Aim of the task: Copy every line that mentions the word "julho".

Extracted information:

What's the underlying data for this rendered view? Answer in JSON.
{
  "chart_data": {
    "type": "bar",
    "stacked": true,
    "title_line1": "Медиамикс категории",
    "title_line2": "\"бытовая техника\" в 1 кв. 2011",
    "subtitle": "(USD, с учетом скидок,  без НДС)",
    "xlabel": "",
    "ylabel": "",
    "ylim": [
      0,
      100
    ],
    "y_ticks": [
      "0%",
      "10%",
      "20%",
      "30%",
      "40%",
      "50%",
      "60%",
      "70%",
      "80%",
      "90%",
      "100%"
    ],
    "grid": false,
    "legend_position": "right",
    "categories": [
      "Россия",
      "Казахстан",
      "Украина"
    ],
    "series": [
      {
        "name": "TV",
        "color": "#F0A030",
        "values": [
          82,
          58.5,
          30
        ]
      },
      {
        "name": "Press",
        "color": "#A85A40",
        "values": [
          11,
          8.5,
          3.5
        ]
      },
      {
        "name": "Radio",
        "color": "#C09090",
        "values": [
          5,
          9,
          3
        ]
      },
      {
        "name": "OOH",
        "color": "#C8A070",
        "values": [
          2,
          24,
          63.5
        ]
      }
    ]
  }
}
* * *
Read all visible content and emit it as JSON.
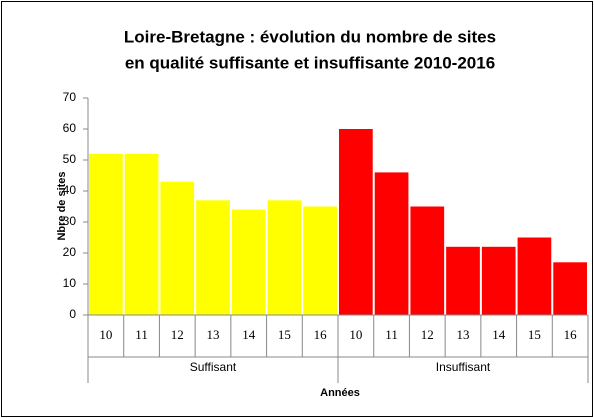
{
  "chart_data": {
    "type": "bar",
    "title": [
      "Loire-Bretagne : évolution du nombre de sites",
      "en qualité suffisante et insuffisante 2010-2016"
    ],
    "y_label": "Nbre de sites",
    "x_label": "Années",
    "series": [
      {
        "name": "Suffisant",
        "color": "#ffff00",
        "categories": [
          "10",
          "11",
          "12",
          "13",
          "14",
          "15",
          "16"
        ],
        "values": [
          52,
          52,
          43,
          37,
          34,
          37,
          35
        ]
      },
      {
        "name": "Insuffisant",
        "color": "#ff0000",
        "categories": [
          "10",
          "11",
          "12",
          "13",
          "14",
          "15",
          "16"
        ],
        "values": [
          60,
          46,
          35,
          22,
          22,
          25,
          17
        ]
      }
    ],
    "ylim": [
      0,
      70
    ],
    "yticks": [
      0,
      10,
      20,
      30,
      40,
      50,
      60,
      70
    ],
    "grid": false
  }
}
---
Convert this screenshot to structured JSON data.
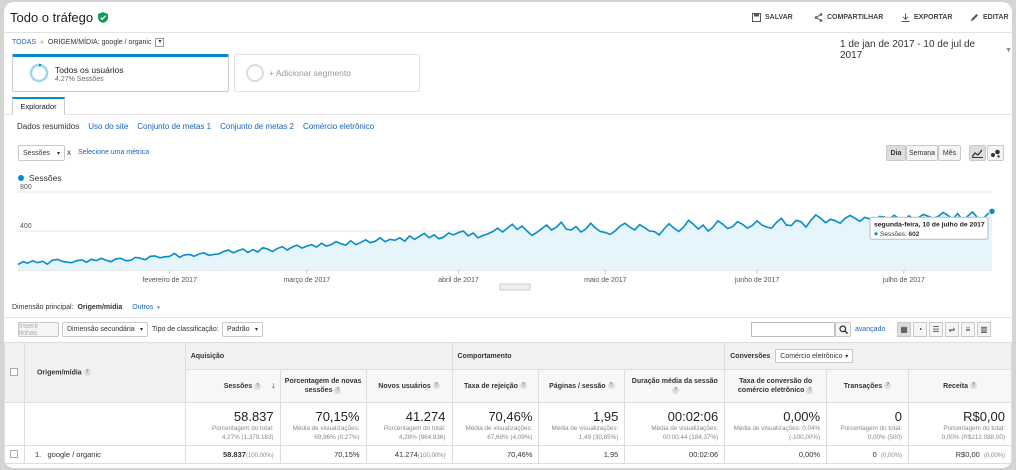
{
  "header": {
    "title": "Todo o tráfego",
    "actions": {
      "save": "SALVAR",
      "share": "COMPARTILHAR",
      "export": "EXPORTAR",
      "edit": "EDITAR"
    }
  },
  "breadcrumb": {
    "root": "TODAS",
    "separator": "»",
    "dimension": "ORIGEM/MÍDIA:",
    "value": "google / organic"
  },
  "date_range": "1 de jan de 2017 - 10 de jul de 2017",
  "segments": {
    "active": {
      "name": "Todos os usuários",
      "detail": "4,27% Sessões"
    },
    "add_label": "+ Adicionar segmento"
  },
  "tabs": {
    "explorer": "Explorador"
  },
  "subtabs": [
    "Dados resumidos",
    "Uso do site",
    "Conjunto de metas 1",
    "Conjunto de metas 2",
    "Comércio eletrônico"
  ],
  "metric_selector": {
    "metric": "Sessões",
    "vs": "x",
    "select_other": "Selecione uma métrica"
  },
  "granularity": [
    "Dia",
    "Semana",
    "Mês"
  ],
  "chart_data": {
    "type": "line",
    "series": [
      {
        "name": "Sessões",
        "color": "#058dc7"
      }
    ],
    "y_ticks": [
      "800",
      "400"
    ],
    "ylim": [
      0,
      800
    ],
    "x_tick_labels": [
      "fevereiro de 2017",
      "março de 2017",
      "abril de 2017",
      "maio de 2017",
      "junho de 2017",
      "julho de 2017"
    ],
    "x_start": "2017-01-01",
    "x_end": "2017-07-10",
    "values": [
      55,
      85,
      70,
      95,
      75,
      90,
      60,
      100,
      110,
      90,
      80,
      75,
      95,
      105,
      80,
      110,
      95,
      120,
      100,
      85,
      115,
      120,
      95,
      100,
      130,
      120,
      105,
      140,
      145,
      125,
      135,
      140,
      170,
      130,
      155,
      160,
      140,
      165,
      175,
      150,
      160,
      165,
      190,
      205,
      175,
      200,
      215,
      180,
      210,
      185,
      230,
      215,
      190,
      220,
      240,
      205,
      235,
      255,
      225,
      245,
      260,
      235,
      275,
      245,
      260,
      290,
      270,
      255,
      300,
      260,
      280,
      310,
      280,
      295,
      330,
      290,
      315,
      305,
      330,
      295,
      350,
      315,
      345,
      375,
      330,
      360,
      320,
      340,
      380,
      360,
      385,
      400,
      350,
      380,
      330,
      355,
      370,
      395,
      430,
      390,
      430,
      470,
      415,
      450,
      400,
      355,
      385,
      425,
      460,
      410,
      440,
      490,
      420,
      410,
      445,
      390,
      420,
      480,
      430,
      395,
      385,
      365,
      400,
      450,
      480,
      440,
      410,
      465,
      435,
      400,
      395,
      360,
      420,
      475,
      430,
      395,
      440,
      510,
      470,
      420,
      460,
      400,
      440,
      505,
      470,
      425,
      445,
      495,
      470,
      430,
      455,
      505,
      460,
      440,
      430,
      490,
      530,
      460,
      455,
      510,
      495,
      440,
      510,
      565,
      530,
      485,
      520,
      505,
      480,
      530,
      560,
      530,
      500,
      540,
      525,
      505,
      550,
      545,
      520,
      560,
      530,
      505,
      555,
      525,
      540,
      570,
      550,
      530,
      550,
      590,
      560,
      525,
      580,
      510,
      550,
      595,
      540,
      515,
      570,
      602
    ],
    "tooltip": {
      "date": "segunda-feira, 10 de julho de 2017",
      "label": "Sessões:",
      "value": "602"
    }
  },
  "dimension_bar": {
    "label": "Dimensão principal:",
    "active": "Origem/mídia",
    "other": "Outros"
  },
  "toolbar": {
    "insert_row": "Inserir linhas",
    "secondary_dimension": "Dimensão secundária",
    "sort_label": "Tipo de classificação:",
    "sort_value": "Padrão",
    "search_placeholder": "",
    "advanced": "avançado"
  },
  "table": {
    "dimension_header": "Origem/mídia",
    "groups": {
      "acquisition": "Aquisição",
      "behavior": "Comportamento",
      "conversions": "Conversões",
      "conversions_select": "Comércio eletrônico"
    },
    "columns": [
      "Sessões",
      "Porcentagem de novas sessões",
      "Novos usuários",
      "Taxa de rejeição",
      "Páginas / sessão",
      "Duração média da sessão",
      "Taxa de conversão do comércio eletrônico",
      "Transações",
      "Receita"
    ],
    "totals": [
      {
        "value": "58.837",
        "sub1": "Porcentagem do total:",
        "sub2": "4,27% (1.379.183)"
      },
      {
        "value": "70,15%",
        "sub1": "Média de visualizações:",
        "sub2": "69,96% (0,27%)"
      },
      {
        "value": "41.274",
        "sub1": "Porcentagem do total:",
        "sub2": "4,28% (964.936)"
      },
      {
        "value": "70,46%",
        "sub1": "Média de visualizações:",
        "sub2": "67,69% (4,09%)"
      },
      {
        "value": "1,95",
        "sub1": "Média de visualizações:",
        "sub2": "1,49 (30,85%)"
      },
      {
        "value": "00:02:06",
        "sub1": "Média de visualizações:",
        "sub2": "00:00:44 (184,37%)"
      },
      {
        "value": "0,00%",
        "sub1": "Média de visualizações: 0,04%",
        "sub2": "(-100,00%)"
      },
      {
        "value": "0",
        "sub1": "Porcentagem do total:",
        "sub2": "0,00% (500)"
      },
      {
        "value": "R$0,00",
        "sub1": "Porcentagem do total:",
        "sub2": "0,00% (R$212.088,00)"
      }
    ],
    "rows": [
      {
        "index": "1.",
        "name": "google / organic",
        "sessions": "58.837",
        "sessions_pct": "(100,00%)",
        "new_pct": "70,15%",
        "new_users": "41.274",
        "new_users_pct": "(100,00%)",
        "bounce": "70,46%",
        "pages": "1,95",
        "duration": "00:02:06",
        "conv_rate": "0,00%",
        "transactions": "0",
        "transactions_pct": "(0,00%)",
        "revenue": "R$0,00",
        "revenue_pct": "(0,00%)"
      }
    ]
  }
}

Correct output:
      "julho de 2017"
      "date": "segunda-feira, 10 de julho de 2017",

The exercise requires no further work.